**Prompt**.
For the material that follows, return exactly the lines from the one with "What's the underlying" through the one with "Convert this screenshot", both ends included.

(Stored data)
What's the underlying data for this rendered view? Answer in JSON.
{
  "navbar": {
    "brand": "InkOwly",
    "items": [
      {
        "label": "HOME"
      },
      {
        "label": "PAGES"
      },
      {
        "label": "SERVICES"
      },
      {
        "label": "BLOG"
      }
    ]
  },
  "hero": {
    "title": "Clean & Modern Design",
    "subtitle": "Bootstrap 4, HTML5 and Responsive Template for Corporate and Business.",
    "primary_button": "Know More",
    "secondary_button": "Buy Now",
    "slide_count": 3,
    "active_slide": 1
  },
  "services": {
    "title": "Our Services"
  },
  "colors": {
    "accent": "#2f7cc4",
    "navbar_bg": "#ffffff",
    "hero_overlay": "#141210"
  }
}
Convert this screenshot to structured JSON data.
* * *
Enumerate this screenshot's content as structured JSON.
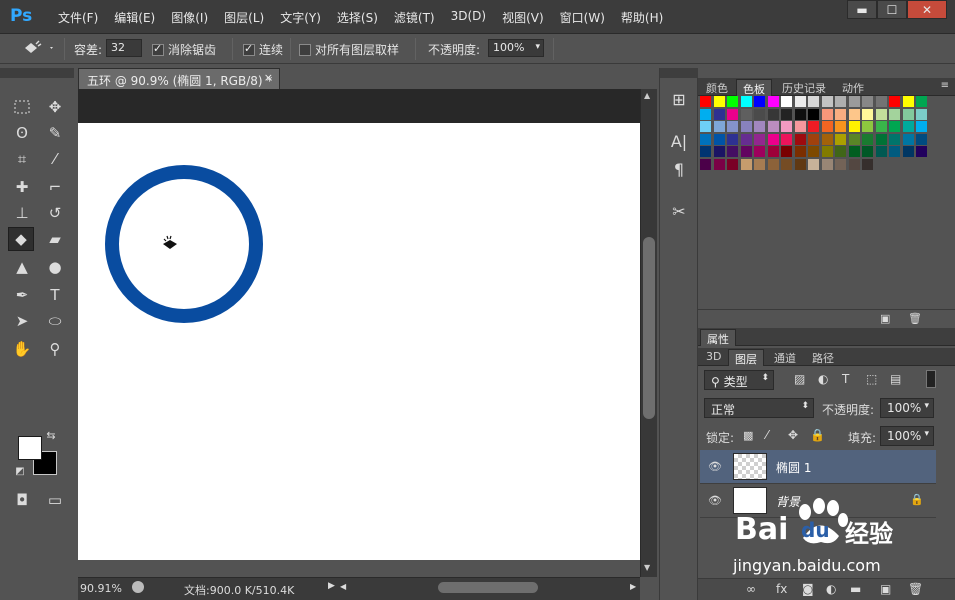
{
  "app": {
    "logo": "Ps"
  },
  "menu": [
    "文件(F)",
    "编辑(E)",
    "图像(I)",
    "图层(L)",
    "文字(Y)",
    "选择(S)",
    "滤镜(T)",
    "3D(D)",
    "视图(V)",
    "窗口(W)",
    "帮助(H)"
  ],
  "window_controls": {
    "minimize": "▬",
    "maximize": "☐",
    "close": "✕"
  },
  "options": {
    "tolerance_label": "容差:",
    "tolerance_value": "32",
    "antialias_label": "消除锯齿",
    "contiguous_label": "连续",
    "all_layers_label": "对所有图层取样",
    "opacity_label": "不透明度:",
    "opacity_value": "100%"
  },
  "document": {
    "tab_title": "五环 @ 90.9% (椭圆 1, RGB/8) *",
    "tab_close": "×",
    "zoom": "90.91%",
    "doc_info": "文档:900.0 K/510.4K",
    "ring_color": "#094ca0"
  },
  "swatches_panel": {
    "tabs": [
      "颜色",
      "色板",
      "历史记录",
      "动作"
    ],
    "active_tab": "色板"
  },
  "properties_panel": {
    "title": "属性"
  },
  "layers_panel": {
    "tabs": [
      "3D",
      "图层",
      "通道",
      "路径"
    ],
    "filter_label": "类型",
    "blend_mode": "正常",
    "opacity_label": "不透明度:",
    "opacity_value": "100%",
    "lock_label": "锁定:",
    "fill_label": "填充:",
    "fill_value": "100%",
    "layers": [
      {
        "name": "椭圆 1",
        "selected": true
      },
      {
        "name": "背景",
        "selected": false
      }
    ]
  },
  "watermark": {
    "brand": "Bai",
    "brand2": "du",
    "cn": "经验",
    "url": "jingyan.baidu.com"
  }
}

**Result below**.
What's the underlying data for this rendered view? Answer in JSON.
{
  "navbar": {
    "brand": "InkOwly",
    "items": [
      {
        "label": "HOME"
      },
      {
        "label": "PAGES"
      },
      {
        "label": "SERVICES"
      },
      {
        "label": "BLOG"
      }
    ]
  },
  "hero": {
    "title": "Clean & Modern Design",
    "subtitle": "Bootstrap 4, HTML5 and Responsive Template for Corporate and Business.",
    "primary_button": "Know More",
    "secondary_button": "Buy Now",
    "slide_count": 3,
    "active_slide": 1
  },
  "services": {
    "title": "Our Services"
  },
  "colors": {
    "accent": "#2f7cc4",
    "navbar_bg": "#ffffff",
    "hero_overlay": "#141210"
  }
}
Convert this screenshot to structured JSON data.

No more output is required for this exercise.